= Exercise details =
Reproduce every line of the data below verbatim, changing nothing and omitting nothing.

= Data for processing =
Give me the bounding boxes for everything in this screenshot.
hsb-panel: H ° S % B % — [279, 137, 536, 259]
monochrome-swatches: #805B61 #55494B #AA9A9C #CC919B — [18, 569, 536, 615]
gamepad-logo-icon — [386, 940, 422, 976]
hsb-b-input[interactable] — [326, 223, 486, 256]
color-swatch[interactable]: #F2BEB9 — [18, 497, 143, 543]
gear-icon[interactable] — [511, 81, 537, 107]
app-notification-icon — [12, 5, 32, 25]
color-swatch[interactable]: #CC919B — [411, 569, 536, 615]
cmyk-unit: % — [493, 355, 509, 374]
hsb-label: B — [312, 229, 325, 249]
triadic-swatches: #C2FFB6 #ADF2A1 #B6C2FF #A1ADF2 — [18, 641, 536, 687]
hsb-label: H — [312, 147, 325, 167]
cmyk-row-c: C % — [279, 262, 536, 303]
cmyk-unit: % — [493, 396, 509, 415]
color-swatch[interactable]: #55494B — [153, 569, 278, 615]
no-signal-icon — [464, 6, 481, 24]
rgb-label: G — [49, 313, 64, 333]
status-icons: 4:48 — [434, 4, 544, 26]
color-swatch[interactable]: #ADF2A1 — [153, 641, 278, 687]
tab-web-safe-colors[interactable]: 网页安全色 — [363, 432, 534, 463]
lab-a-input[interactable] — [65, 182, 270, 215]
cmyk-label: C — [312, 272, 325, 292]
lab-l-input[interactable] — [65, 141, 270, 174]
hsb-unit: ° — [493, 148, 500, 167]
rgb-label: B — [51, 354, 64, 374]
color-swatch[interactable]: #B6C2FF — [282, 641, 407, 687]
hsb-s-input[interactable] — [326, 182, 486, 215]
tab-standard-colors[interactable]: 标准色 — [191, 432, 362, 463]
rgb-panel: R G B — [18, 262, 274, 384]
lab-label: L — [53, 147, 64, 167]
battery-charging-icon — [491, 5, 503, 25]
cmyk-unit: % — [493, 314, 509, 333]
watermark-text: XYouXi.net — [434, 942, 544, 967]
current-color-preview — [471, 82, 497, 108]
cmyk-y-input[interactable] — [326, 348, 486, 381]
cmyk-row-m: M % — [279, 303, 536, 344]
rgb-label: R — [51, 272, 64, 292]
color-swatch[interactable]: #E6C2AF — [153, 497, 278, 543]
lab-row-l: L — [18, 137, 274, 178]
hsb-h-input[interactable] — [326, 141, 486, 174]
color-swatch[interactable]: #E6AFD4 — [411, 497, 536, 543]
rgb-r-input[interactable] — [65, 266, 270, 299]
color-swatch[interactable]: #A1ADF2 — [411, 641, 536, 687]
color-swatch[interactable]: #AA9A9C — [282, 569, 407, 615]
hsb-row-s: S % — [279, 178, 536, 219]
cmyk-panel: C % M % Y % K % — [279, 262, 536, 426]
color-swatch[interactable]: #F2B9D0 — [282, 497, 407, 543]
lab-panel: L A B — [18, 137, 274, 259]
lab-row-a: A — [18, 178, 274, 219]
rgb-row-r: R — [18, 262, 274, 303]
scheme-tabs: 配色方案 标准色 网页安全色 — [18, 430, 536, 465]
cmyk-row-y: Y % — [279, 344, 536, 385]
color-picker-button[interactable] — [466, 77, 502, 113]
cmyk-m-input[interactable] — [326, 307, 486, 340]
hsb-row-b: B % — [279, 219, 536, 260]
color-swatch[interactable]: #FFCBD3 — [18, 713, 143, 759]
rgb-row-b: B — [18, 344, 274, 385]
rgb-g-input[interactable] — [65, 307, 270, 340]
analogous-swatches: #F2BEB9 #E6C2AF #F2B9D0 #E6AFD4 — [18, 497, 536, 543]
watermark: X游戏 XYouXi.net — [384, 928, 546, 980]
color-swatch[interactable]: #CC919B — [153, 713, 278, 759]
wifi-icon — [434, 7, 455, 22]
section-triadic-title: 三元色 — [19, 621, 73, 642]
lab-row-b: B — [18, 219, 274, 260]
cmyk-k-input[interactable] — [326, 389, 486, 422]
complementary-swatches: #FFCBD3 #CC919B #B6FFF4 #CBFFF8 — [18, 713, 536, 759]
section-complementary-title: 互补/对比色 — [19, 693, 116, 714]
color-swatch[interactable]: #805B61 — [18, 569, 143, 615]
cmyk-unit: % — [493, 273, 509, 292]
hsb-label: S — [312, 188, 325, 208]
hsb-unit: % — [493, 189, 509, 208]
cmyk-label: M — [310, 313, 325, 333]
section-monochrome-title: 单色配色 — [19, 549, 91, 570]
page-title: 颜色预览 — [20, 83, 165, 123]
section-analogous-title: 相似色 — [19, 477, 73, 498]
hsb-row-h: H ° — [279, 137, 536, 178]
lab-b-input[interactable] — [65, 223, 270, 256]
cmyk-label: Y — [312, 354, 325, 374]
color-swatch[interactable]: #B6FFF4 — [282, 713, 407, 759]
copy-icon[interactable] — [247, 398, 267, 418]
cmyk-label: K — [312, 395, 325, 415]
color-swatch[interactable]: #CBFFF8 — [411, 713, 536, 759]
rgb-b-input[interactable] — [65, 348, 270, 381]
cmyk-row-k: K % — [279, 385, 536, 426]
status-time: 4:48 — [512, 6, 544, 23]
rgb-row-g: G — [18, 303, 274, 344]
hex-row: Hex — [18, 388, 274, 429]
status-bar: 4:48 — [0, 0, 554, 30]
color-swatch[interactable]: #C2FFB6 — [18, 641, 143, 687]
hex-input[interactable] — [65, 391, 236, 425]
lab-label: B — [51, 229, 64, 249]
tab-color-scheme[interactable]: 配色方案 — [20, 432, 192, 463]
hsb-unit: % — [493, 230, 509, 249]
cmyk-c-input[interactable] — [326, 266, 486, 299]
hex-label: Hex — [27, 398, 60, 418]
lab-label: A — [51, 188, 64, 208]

= Task result =
Give me the bounding boxes for everything in this screenshot.
hsb-panel: H ° S % B % — [279, 137, 536, 259]
monochrome-swatches: #805B61 #55494B #AA9A9C #CC919B — [18, 569, 536, 615]
gamepad-logo-icon — [386, 940, 422, 976]
hsb-b-input[interactable] — [326, 223, 486, 256]
color-swatch[interactable]: #F2BEB9 — [18, 497, 143, 543]
gear-icon[interactable] — [511, 81, 537, 107]
app-notification-icon — [12, 5, 32, 25]
color-swatch[interactable]: #CC919B — [411, 569, 536, 615]
cmyk-unit: % — [493, 355, 509, 374]
hsb-label: B — [312, 229, 325, 249]
triadic-swatches: #C2FFB6 #ADF2A1 #B6C2FF #A1ADF2 — [18, 641, 536, 687]
hsb-label: H — [312, 147, 325, 167]
cmyk-row-c: C % — [279, 262, 536, 303]
cmyk-unit: % — [493, 396, 509, 415]
color-swatch[interactable]: #55494B — [153, 569, 278, 615]
no-signal-icon — [464, 6, 481, 24]
rgb-label: G — [49, 313, 64, 333]
status-icons: 4:48 — [434, 4, 544, 26]
color-swatch[interactable]: #ADF2A1 — [153, 641, 278, 687]
tab-web-safe-colors[interactable]: 网页安全色 — [363, 432, 534, 463]
lab-a-input[interactable] — [65, 182, 270, 215]
cmyk-label: C — [312, 272, 325, 292]
lab-l-input[interactable] — [65, 141, 270, 174]
hsb-unit: ° — [493, 148, 500, 167]
rgb-label: B — [51, 354, 64, 374]
color-swatch[interactable]: #B6C2FF — [282, 641, 407, 687]
hsb-s-input[interactable] — [326, 182, 486, 215]
tab-standard-colors[interactable]: 标准色 — [191, 432, 362, 463]
rgb-panel: R G B — [18, 262, 274, 384]
lab-label: L — [53, 147, 64, 167]
battery-charging-icon — [491, 5, 503, 25]
cmyk-unit: % — [493, 314, 509, 333]
watermark-text: XYouXi.net — [434, 942, 544, 967]
current-color-preview — [471, 82, 497, 108]
cmyk-y-input[interactable] — [326, 348, 486, 381]
cmyk-row-m: M % — [279, 303, 536, 344]
rgb-label: R — [51, 272, 64, 292]
color-swatch[interactable]: #E6C2AF — [153, 497, 278, 543]
lab-row-l: L — [18, 137, 274, 178]
hsb-h-input[interactable] — [326, 141, 486, 174]
color-swatch[interactable]: #E6AFD4 — [411, 497, 536, 543]
rgb-r-input[interactable] — [65, 266, 270, 299]
color-swatch[interactable]: #A1ADF2 — [411, 641, 536, 687]
color-swatch[interactable]: #AA9A9C — [282, 569, 407, 615]
hsb-row-s: S % — [279, 178, 536, 219]
cmyk-panel: C % M % Y % K % — [279, 262, 536, 426]
color-swatch[interactable]: #F2B9D0 — [282, 497, 407, 543]
lab-panel: L A B — [18, 137, 274, 259]
lab-row-a: A — [18, 178, 274, 219]
rgb-row-r: R — [18, 262, 274, 303]
scheme-tabs: 配色方案 标准色 网页安全色 — [18, 430, 536, 465]
cmyk-row-y: Y % — [279, 344, 536, 385]
color-picker-button[interactable] — [466, 77, 502, 113]
cmyk-m-input[interactable] — [326, 307, 486, 340]
hsb-row-b: B % — [279, 219, 536, 260]
color-swatch[interactable]: #FFCBD3 — [18, 713, 143, 759]
rgb-row-b: B — [18, 344, 274, 385]
rgb-g-input[interactable] — [65, 307, 270, 340]
analogous-swatches: #F2BEB9 #E6C2AF #F2B9D0 #E6AFD4 — [18, 497, 536, 543]
watermark: X游戏 XYouXi.net — [384, 928, 546, 980]
color-swatch[interactable]: #CC919B — [153, 713, 278, 759]
wifi-icon — [434, 7, 455, 22]
section-triadic-title: 三元色 — [19, 621, 73, 642]
lab-row-b: B — [18, 219, 274, 260]
cmyk-k-input[interactable] — [326, 389, 486, 422]
complementary-swatches: #FFCBD3 #CC919B #B6FFF4 #CBFFF8 — [18, 713, 536, 759]
section-complementary-title: 互补/对比色 — [19, 693, 116, 714]
color-swatch[interactable]: #805B61 — [18, 569, 143, 615]
cmyk-unit: % — [493, 273, 509, 292]
hsb-label: S — [312, 188, 325, 208]
hsb-unit: % — [493, 189, 509, 208]
cmyk-label: M — [310, 313, 325, 333]
section-monochrome-title: 单色配色 — [19, 549, 91, 570]
page-title: 颜色预览 — [20, 83, 165, 123]
section-analogous-title: 相似色 — [19, 477, 73, 498]
hsb-row-h: H ° — [279, 137, 536, 178]
lab-b-input[interactable] — [65, 223, 270, 256]
cmyk-label: Y — [312, 354, 325, 374]
color-swatch[interactable]: #B6FFF4 — [282, 713, 407, 759]
copy-icon[interactable] — [247, 398, 267, 418]
cmyk-label: K — [312, 395, 325, 415]
color-swatch[interactable]: #CBFFF8 — [411, 713, 536, 759]
rgb-b-input[interactable] — [65, 348, 270, 381]
cmyk-row-k: K % — [279, 385, 536, 426]
status-time: 4:48 — [512, 6, 544, 23]
rgb-row-g: G — [18, 303, 274, 344]
hex-row: Hex — [18, 388, 274, 429]
status-bar: 4:48 — [0, 0, 554, 30]
color-swatch[interactable]: #C2FFB6 — [18, 641, 143, 687]
hex-input[interactable] — [65, 391, 236, 425]
lab-label: B — [51, 229, 64, 249]
tab-color-scheme[interactable]: 配色方案 — [20, 432, 192, 463]
hsb-unit: % — [493, 230, 509, 249]
cmyk-c-input[interactable] — [326, 266, 486, 299]
hex-label: Hex — [27, 398, 60, 418]
lab-label: A — [51, 188, 64, 208]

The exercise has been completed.